_What is required:_ Quote all of the data below exactly, please.

_Information provided:_

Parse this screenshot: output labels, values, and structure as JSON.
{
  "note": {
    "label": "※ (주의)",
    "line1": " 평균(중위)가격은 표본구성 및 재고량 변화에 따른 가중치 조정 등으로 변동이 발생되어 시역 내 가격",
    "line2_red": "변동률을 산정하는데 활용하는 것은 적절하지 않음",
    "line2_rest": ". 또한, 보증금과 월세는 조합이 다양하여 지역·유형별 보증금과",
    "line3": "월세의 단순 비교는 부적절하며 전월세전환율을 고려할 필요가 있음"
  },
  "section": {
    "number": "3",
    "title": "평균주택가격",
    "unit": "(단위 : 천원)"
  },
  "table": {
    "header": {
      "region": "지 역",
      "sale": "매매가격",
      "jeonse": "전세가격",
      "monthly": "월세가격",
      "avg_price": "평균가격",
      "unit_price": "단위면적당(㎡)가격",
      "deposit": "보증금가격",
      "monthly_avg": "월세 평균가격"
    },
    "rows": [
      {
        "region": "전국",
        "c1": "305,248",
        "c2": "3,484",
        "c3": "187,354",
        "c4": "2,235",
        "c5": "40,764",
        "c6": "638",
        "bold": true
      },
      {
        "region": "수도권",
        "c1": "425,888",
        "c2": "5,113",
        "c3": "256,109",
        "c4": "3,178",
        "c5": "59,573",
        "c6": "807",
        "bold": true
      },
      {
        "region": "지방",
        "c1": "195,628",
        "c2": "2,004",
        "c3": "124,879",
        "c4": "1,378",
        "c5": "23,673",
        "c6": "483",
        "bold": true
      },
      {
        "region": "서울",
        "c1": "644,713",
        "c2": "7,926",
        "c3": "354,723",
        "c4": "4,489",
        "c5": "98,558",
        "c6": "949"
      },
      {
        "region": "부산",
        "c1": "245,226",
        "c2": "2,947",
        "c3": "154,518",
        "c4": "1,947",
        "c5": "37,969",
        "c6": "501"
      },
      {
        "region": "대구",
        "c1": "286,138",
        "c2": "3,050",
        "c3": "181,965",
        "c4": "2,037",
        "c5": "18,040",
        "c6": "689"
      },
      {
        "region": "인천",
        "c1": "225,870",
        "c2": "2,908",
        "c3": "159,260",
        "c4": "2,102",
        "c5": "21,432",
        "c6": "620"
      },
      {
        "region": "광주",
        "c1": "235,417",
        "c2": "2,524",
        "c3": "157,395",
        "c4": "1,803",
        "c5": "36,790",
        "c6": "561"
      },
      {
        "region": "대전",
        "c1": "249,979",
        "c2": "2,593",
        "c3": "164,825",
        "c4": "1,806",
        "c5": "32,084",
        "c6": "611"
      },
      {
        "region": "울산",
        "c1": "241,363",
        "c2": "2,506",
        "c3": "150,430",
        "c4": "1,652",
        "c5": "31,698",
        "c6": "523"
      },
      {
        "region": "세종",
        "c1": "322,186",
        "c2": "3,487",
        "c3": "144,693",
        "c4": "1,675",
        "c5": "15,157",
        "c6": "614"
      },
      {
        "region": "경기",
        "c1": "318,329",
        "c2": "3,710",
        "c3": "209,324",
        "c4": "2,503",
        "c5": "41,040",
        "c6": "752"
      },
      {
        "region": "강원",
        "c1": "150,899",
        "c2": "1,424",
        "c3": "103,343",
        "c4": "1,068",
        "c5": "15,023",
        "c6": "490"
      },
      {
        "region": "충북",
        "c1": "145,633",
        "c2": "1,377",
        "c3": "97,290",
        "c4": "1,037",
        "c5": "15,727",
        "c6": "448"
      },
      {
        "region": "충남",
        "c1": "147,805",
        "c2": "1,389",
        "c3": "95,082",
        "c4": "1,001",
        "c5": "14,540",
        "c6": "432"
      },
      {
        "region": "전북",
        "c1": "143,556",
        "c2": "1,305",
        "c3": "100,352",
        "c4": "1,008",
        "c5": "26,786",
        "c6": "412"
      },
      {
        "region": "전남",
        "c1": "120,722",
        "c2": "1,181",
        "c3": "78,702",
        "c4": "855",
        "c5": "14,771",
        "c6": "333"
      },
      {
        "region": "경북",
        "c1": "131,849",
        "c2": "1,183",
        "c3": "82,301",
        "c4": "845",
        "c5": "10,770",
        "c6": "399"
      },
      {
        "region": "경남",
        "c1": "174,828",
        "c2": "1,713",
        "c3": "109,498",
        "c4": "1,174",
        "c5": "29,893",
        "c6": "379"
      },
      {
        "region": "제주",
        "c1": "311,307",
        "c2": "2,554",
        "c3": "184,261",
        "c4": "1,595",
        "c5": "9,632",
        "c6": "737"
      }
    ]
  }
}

_The result:_
Parse this screenshot: output labels, values, and structure as JSON.
{
  "note": {
    "label": "※ (주의)",
    "line1": " 평균(중위)가격은 표본구성 및 재고량 변화에 따른 가중치 조정 등으로 변동이 발생되어 시역 내 가격",
    "line2_red": "변동률을 산정하는데 활용하는 것은 적절하지 않음",
    "line2_rest": ". 또한, 보증금과 월세는 조합이 다양하여 지역·유형별 보증금과",
    "line3": "월세의 단순 비교는 부적절하며 전월세전환율을 고려할 필요가 있음"
  },
  "section": {
    "number": "3",
    "title": "평균주택가격",
    "unit": "(단위 : 천원)"
  },
  "table": {
    "header": {
      "region": "지 역",
      "sale": "매매가격",
      "jeonse": "전세가격",
      "monthly": "월세가격",
      "avg_price": "평균가격",
      "unit_price": "단위면적당(㎡)가격",
      "deposit": "보증금가격",
      "monthly_avg": "월세 평균가격"
    },
    "rows": [
      {
        "region": "전국",
        "c1": "305,248",
        "c2": "3,484",
        "c3": "187,354",
        "c4": "2,235",
        "c5": "40,764",
        "c6": "638",
        "bold": true
      },
      {
        "region": "수도권",
        "c1": "425,888",
        "c2": "5,113",
        "c3": "256,109",
        "c4": "3,178",
        "c5": "59,573",
        "c6": "807",
        "bold": true
      },
      {
        "region": "지방",
        "c1": "195,628",
        "c2": "2,004",
        "c3": "124,879",
        "c4": "1,378",
        "c5": "23,673",
        "c6": "483",
        "bold": true
      },
      {
        "region": "서울",
        "c1": "644,713",
        "c2": "7,926",
        "c3": "354,723",
        "c4": "4,489",
        "c5": "98,558",
        "c6": "949"
      },
      {
        "region": "부산",
        "c1": "245,226",
        "c2": "2,947",
        "c3": "154,518",
        "c4": "1,947",
        "c5": "37,969",
        "c6": "501"
      },
      {
        "region": "대구",
        "c1": "286,138",
        "c2": "3,050",
        "c3": "181,965",
        "c4": "2,037",
        "c5": "18,040",
        "c6": "689"
      },
      {
        "region": "인천",
        "c1": "225,870",
        "c2": "2,908",
        "c3": "159,260",
        "c4": "2,102",
        "c5": "21,432",
        "c6": "620"
      },
      {
        "region": "광주",
        "c1": "235,417",
        "c2": "2,524",
        "c3": "157,395",
        "c4": "1,803",
        "c5": "36,790",
        "c6": "561"
      },
      {
        "region": "대전",
        "c1": "249,979",
        "c2": "2,593",
        "c3": "164,825",
        "c4": "1,806",
        "c5": "32,084",
        "c6": "611"
      },
      {
        "region": "울산",
        "c1": "241,363",
        "c2": "2,506",
        "c3": "150,430",
        "c4": "1,652",
        "c5": "31,698",
        "c6": "523"
      },
      {
        "region": "세종",
        "c1": "322,186",
        "c2": "3,487",
        "c3": "144,693",
        "c4": "1,675",
        "c5": "15,157",
        "c6": "614"
      },
      {
        "region": "경기",
        "c1": "318,329",
        "c2": "3,710",
        "c3": "209,324",
        "c4": "2,503",
        "c5": "41,040",
        "c6": "752"
      },
      {
        "region": "강원",
        "c1": "150,899",
        "c2": "1,424",
        "c3": "103,343",
        "c4": "1,068",
        "c5": "15,023",
        "c6": "490"
      },
      {
        "region": "충북",
        "c1": "145,633",
        "c2": "1,377",
        "c3": "97,290",
        "c4": "1,037",
        "c5": "15,727",
        "c6": "448"
      },
      {
        "region": "충남",
        "c1": "147,805",
        "c2": "1,389",
        "c3": "95,082",
        "c4": "1,001",
        "c5": "14,540",
        "c6": "432"
      },
      {
        "region": "전북",
        "c1": "143,556",
        "c2": "1,305",
        "c3": "100,352",
        "c4": "1,008",
        "c5": "26,786",
        "c6": "412"
      },
      {
        "region": "전남",
        "c1": "120,722",
        "c2": "1,181",
        "c3": "78,702",
        "c4": "855",
        "c5": "14,771",
        "c6": "333"
      },
      {
        "region": "경북",
        "c1": "131,849",
        "c2": "1,183",
        "c3": "82,301",
        "c4": "845",
        "c5": "10,770",
        "c6": "399"
      },
      {
        "region": "경남",
        "c1": "174,828",
        "c2": "1,713",
        "c3": "109,498",
        "c4": "1,174",
        "c5": "29,893",
        "c6": "379"
      },
      {
        "region": "제주",
        "c1": "311,307",
        "c2": "2,554",
        "c3": "184,261",
        "c4": "1,595",
        "c5": "9,632",
        "c6": "737"
      }
    ]
  }
}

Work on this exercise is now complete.